## [Written exercise]
Show every line in the entries below where the word "index" appears.

(Collected data entries)

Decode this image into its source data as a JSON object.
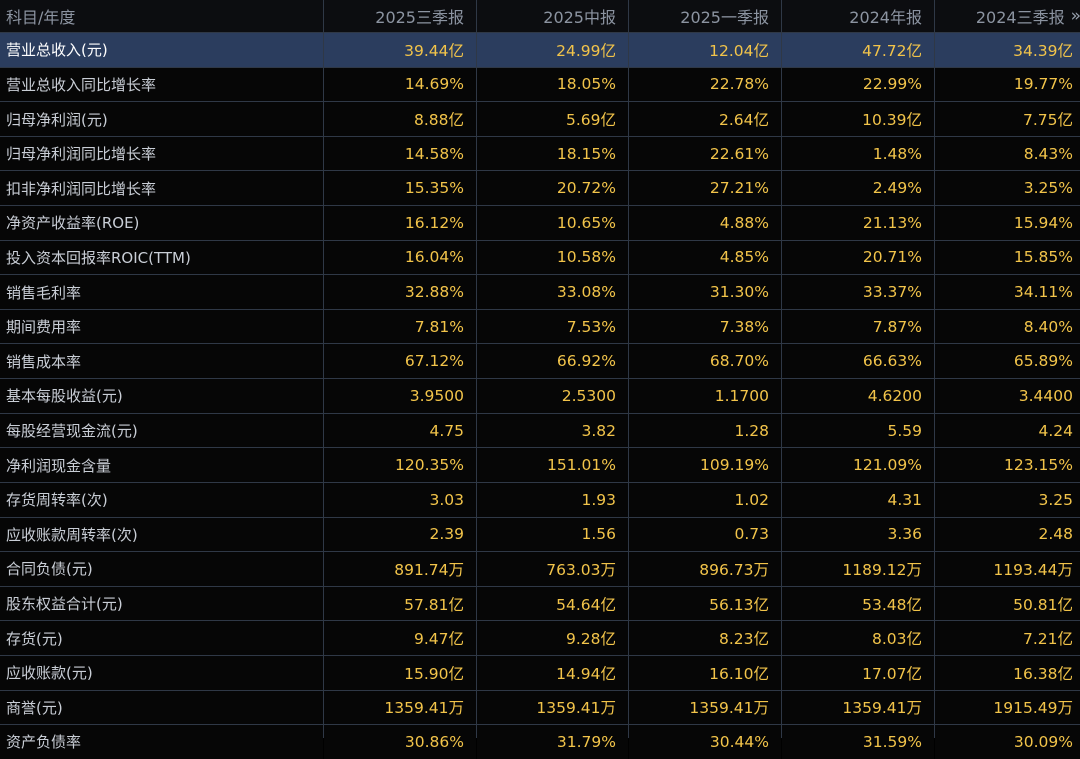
{
  "header": {
    "label": "科目/年度",
    "columns": [
      "2025三季报",
      "2025中报",
      "2025一季报",
      "2024年报",
      "2024三季报"
    ],
    "more": "»"
  },
  "rows": [
    {
      "label": "营业总收入(元)",
      "values": [
        "39.44亿",
        "24.99亿",
        "12.04亿",
        "47.72亿",
        "34.39亿"
      ]
    },
    {
      "label": "营业总收入同比增长率",
      "values": [
        "14.69%",
        "18.05%",
        "22.78%",
        "22.99%",
        "19.77%"
      ]
    },
    {
      "label": "归母净利润(元)",
      "values": [
        "8.88亿",
        "5.69亿",
        "2.64亿",
        "10.39亿",
        "7.75亿"
      ]
    },
    {
      "label": "归母净利润同比增长率",
      "values": [
        "14.58%",
        "18.15%",
        "22.61%",
        "1.48%",
        "8.43%"
      ]
    },
    {
      "label": "扣非净利润同比增长率",
      "values": [
        "15.35%",
        "20.72%",
        "27.21%",
        "2.49%",
        "3.25%"
      ]
    },
    {
      "label": "净资产收益率(ROE)",
      "values": [
        "16.12%",
        "10.65%",
        "4.88%",
        "21.13%",
        "15.94%"
      ]
    },
    {
      "label": "投入资本回报率ROIC(TTM)",
      "values": [
        "16.04%",
        "10.58%",
        "4.85%",
        "20.71%",
        "15.85%"
      ]
    },
    {
      "label": "销售毛利率",
      "values": [
        "32.88%",
        "33.08%",
        "31.30%",
        "33.37%",
        "34.11%"
      ]
    },
    {
      "label": "期间费用率",
      "values": [
        "7.81%",
        "7.53%",
        "7.38%",
        "7.87%",
        "8.40%"
      ]
    },
    {
      "label": "销售成本率",
      "values": [
        "67.12%",
        "66.92%",
        "68.70%",
        "66.63%",
        "65.89%"
      ]
    },
    {
      "label": "基本每股收益(元)",
      "values": [
        "3.9500",
        "2.5300",
        "1.1700",
        "4.6200",
        "3.4400"
      ]
    },
    {
      "label": "每股经营现金流(元)",
      "values": [
        "4.75",
        "3.82",
        "1.28",
        "5.59",
        "4.24"
      ]
    },
    {
      "label": "净利润现金含量",
      "values": [
        "120.35%",
        "151.01%",
        "109.19%",
        "121.09%",
        "123.15%"
      ]
    },
    {
      "label": "存货周转率(次)",
      "values": [
        "3.03",
        "1.93",
        "1.02",
        "4.31",
        "3.25"
      ]
    },
    {
      "label": "应收账款周转率(次)",
      "values": [
        "2.39",
        "1.56",
        "0.73",
        "3.36",
        "2.48"
      ]
    },
    {
      "label": "合同负债(元)",
      "values": [
        "891.74万",
        "763.03万",
        "896.73万",
        "1189.12万",
        "1193.44万"
      ]
    },
    {
      "label": "股东权益合计(元)",
      "values": [
        "57.81亿",
        "54.64亿",
        "56.13亿",
        "53.48亿",
        "50.81亿"
      ]
    },
    {
      "label": "存货(元)",
      "values": [
        "9.47亿",
        "9.28亿",
        "8.23亿",
        "8.03亿",
        "7.21亿"
      ]
    },
    {
      "label": "应收账款(元)",
      "values": [
        "15.90亿",
        "14.94亿",
        "16.10亿",
        "17.07亿",
        "16.38亿"
      ]
    },
    {
      "label": "商誉(元)",
      "values": [
        "1359.41万",
        "1359.41万",
        "1359.41万",
        "1359.41万",
        "1915.49万"
      ]
    },
    {
      "label": "资产负债率",
      "values": [
        "30.86%",
        "31.79%",
        "30.44%",
        "31.59%",
        "30.09%"
      ]
    }
  ],
  "colors": {
    "value_text": "#f2c44a",
    "label_text": "#c9ced6",
    "highlight_row_bg": "#2b3d5e",
    "grid_line": "#2f3846",
    "background": "#060606"
  },
  "highlighted_row": 0
}
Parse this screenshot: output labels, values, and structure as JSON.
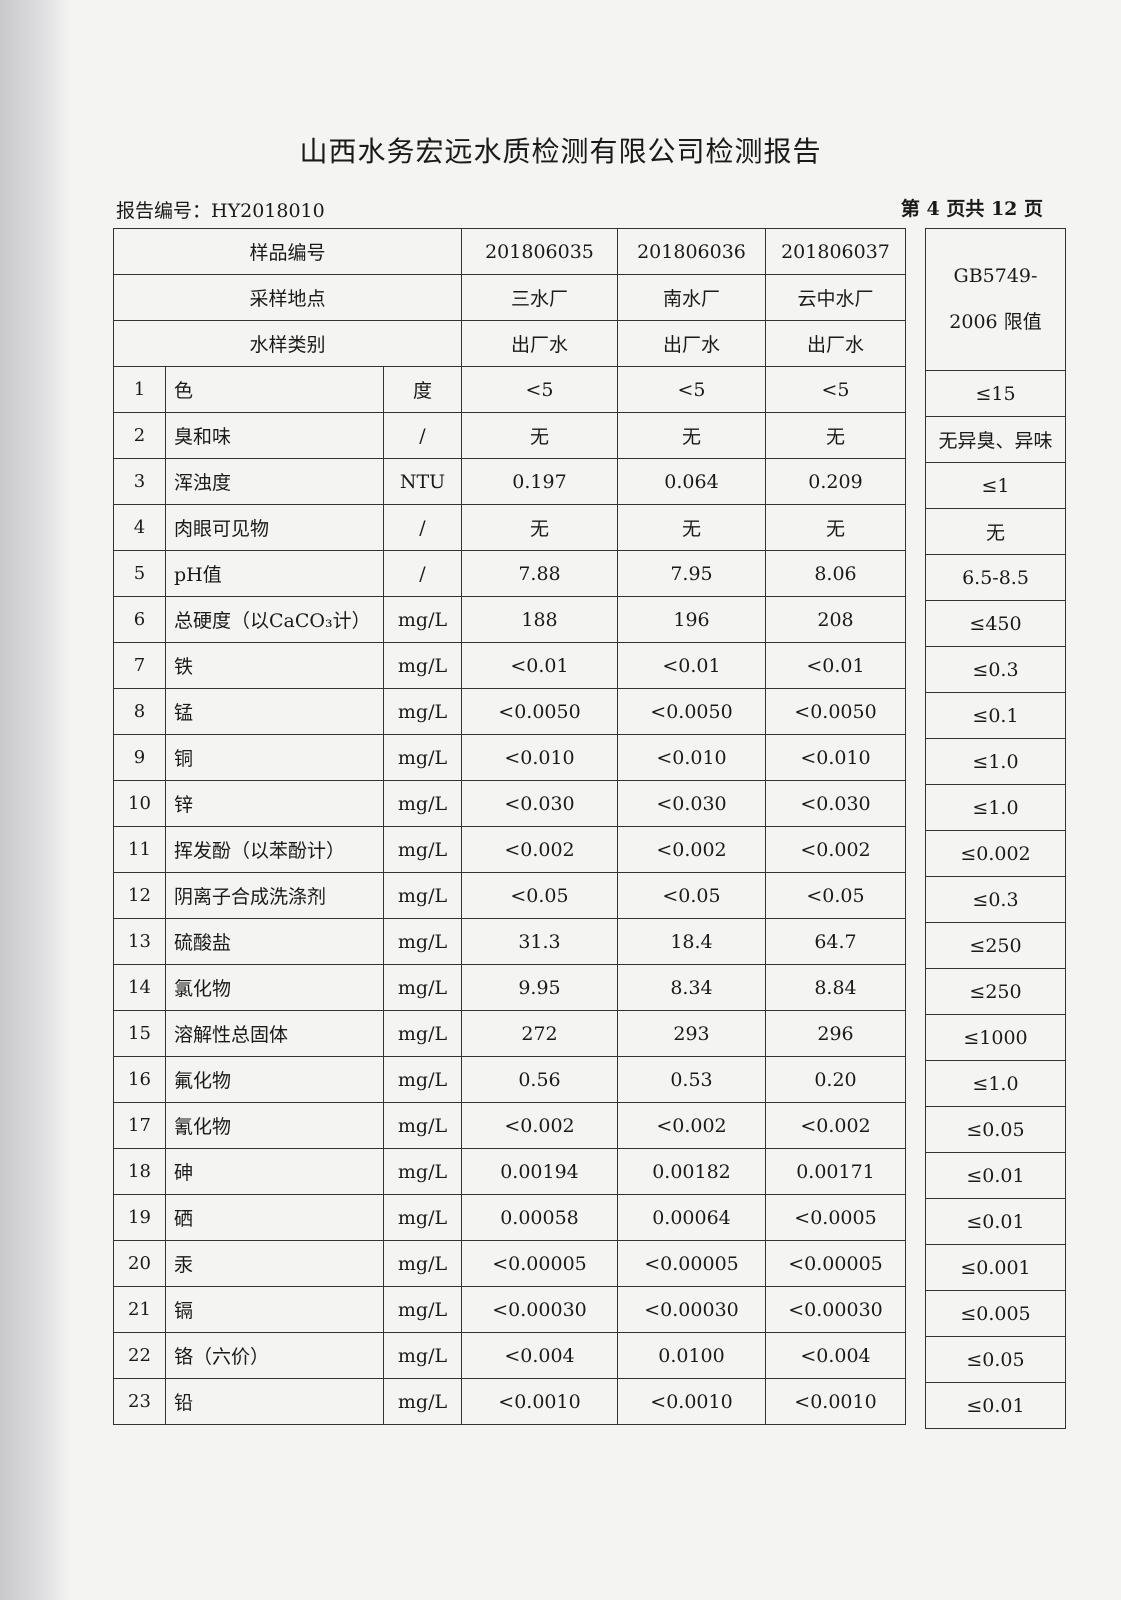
{
  "title": "山西水务宏远水质检测有限公司检测报告",
  "report_no": "报告编号：HY2018010",
  "page_info": "第 4 页共 12 页",
  "header": {
    "sample_no_label": "样品编号",
    "site_label": "采样地点",
    "type_label": "水样类别",
    "samples": [
      {
        "no": "201806035",
        "site": "三水厂",
        "type": "出厂水"
      },
      {
        "no": "201806036",
        "site": "南水厂",
        "type": "出厂水"
      },
      {
        "no": "201806037",
        "site": "云中水厂",
        "type": "出厂水"
      }
    ],
    "limit_label_1": "GB5749-",
    "limit_label_2": "2006 限值"
  },
  "rows": [
    {
      "idx": "1",
      "name": "色",
      "unit": "度",
      "v": [
        "<5",
        "<5",
        "<5"
      ],
      "limit": "≤15"
    },
    {
      "idx": "2",
      "name": "臭和味",
      "unit": "/",
      "v": [
        "无",
        "无",
        "无"
      ],
      "limit": "无异臭、异味"
    },
    {
      "idx": "3",
      "name": "浑浊度",
      "unit": "NTU",
      "v": [
        "0.197",
        "0.064",
        "0.209"
      ],
      "limit": "≤1"
    },
    {
      "idx": "4",
      "name": "肉眼可见物",
      "unit": "/",
      "v": [
        "无",
        "无",
        "无"
      ],
      "limit": "无"
    },
    {
      "idx": "5",
      "name": "pH值",
      "unit": "/",
      "v": [
        "7.88",
        "7.95",
        "8.06"
      ],
      "limit": "6.5-8.5"
    },
    {
      "idx": "6",
      "name": "总硬度（以CaCO₃计）",
      "unit": "mg/L",
      "v": [
        "188",
        "196",
        "208"
      ],
      "limit": "≤450"
    },
    {
      "idx": "7",
      "name": "铁",
      "unit": "mg/L",
      "v": [
        "<0.01",
        "<0.01",
        "<0.01"
      ],
      "limit": "≤0.3"
    },
    {
      "idx": "8",
      "name": "锰",
      "unit": "mg/L",
      "v": [
        "<0.0050",
        "<0.0050",
        "<0.0050"
      ],
      "limit": "≤0.1"
    },
    {
      "idx": "9",
      "name": "铜",
      "unit": "mg/L",
      "v": [
        "<0.010",
        "<0.010",
        "<0.010"
      ],
      "limit": "≤1.0"
    },
    {
      "idx": "10",
      "name": "锌",
      "unit": "mg/L",
      "v": [
        "<0.030",
        "<0.030",
        "<0.030"
      ],
      "limit": "≤1.0"
    },
    {
      "idx": "11",
      "name": "挥发酚（以苯酚计）",
      "unit": "mg/L",
      "v": [
        "<0.002",
        "<0.002",
        "<0.002"
      ],
      "limit": "≤0.002"
    },
    {
      "idx": "12",
      "name": "阴离子合成洗涤剂",
      "unit": "mg/L",
      "v": [
        "<0.05",
        "<0.05",
        "<0.05"
      ],
      "limit": "≤0.3"
    },
    {
      "idx": "13",
      "name": "硫酸盐",
      "unit": "mg/L",
      "v": [
        "31.3",
        "18.4",
        "64.7"
      ],
      "limit": "≤250"
    },
    {
      "idx": "14",
      "name": "氯化物",
      "unit": "mg/L",
      "v": [
        "9.95",
        "8.34",
        "8.84"
      ],
      "limit": "≤250"
    },
    {
      "idx": "15",
      "name": "溶解性总固体",
      "unit": "mg/L",
      "v": [
        "272",
        "293",
        "296"
      ],
      "limit": "≤1000"
    },
    {
      "idx": "16",
      "name": "氟化物",
      "unit": "mg/L",
      "v": [
        "0.56",
        "0.53",
        "0.20"
      ],
      "limit": "≤1.0"
    },
    {
      "idx": "17",
      "name": "氰化物",
      "unit": "mg/L",
      "v": [
        "<0.002",
        "<0.002",
        "<0.002"
      ],
      "limit": "≤0.05"
    },
    {
      "idx": "18",
      "name": "砷",
      "unit": "mg/L",
      "v": [
        "0.00194",
        "0.00182",
        "0.00171"
      ],
      "limit": "≤0.01"
    },
    {
      "idx": "19",
      "name": "硒",
      "unit": "mg/L",
      "v": [
        "0.00058",
        "0.00064",
        "<0.0005"
      ],
      "limit": "≤0.01"
    },
    {
      "idx": "20",
      "name": "汞",
      "unit": "mg/L",
      "v": [
        "<0.00005",
        "<0.00005",
        "<0.00005"
      ],
      "limit": "≤0.001"
    },
    {
      "idx": "21",
      "name": "镉",
      "unit": "mg/L",
      "v": [
        "<0.00030",
        "<0.00030",
        "<0.00030"
      ],
      "limit": "≤0.005"
    },
    {
      "idx": "22",
      "name": "铬（六价）",
      "unit": "mg/L",
      "v": [
        "<0.004",
        "0.0100",
        "<0.004"
      ],
      "limit": "≤0.05"
    },
    {
      "idx": "23",
      "name": "铅",
      "unit": "mg/L",
      "v": [
        "<0.0010",
        "<0.0010",
        "<0.0010"
      ],
      "limit": "≤0.01"
    }
  ]
}
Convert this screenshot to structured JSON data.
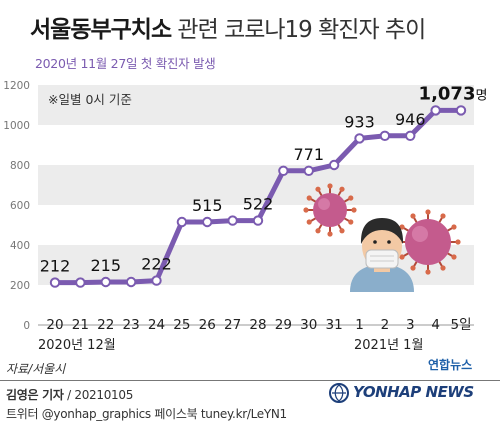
{
  "title_main": "서울동부구치소",
  "title_rest": " 관련 코로나19 확진자 추이",
  "subtitle": "2020년 11월 27일 첫 확진자 발생",
  "note": "※일별 0시 기준",
  "month_label_left": "2020년 12월",
  "month_label_right": "2021년 1월",
  "source": "자료/서울시",
  "credit_name": "김영은 기자",
  "credit_date": "/ 20210105",
  "social": "트위터 @yonhap_graphics  페이스북 tuney.kr/LeYN1",
  "logo_kr": "연합뉴스",
  "logo_en": "YONHAP NEWS",
  "colors": {
    "line": "#7b5bb0",
    "band": "#ececec",
    "axis": "#999999"
  },
  "chart_data": {
    "type": "line",
    "title": "서울동부구치소 관련 코로나19 확진자 추이",
    "x": [
      "20",
      "21",
      "22",
      "23",
      "24",
      "25",
      "26",
      "27",
      "28",
      "29",
      "30",
      "31",
      "1",
      "2",
      "3",
      "4",
      "5일"
    ],
    "values": [
      212,
      212,
      215,
      215,
      222,
      515,
      515,
      522,
      522,
      771,
      771,
      800,
      933,
      946,
      946,
      1073,
      1073
    ],
    "labels": [
      {
        "index": 0,
        "text": "212"
      },
      {
        "index": 2,
        "text": "215"
      },
      {
        "index": 4,
        "text": "222"
      },
      {
        "index": 6,
        "text": "515"
      },
      {
        "index": 8,
        "text": "522"
      },
      {
        "index": 10,
        "text": "771"
      },
      {
        "index": 12,
        "text": "933"
      },
      {
        "index": 14,
        "text": "946"
      },
      {
        "index": 16,
        "text": "1,073",
        "unit": "명"
      }
    ],
    "ylim": [
      0,
      1200
    ],
    "yticks": [
      0,
      200,
      400,
      600,
      800,
      1000,
      1200
    ],
    "grid": "alternating bands",
    "xlabel": "",
    "ylabel": ""
  }
}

## [Output below]
        "index": 0,
        "index": 2,
        "index": 4,
        "index": 6,
        "index": 8,
        "index": 10,
        "index": 12,
        "index": 14,
        "index": 16,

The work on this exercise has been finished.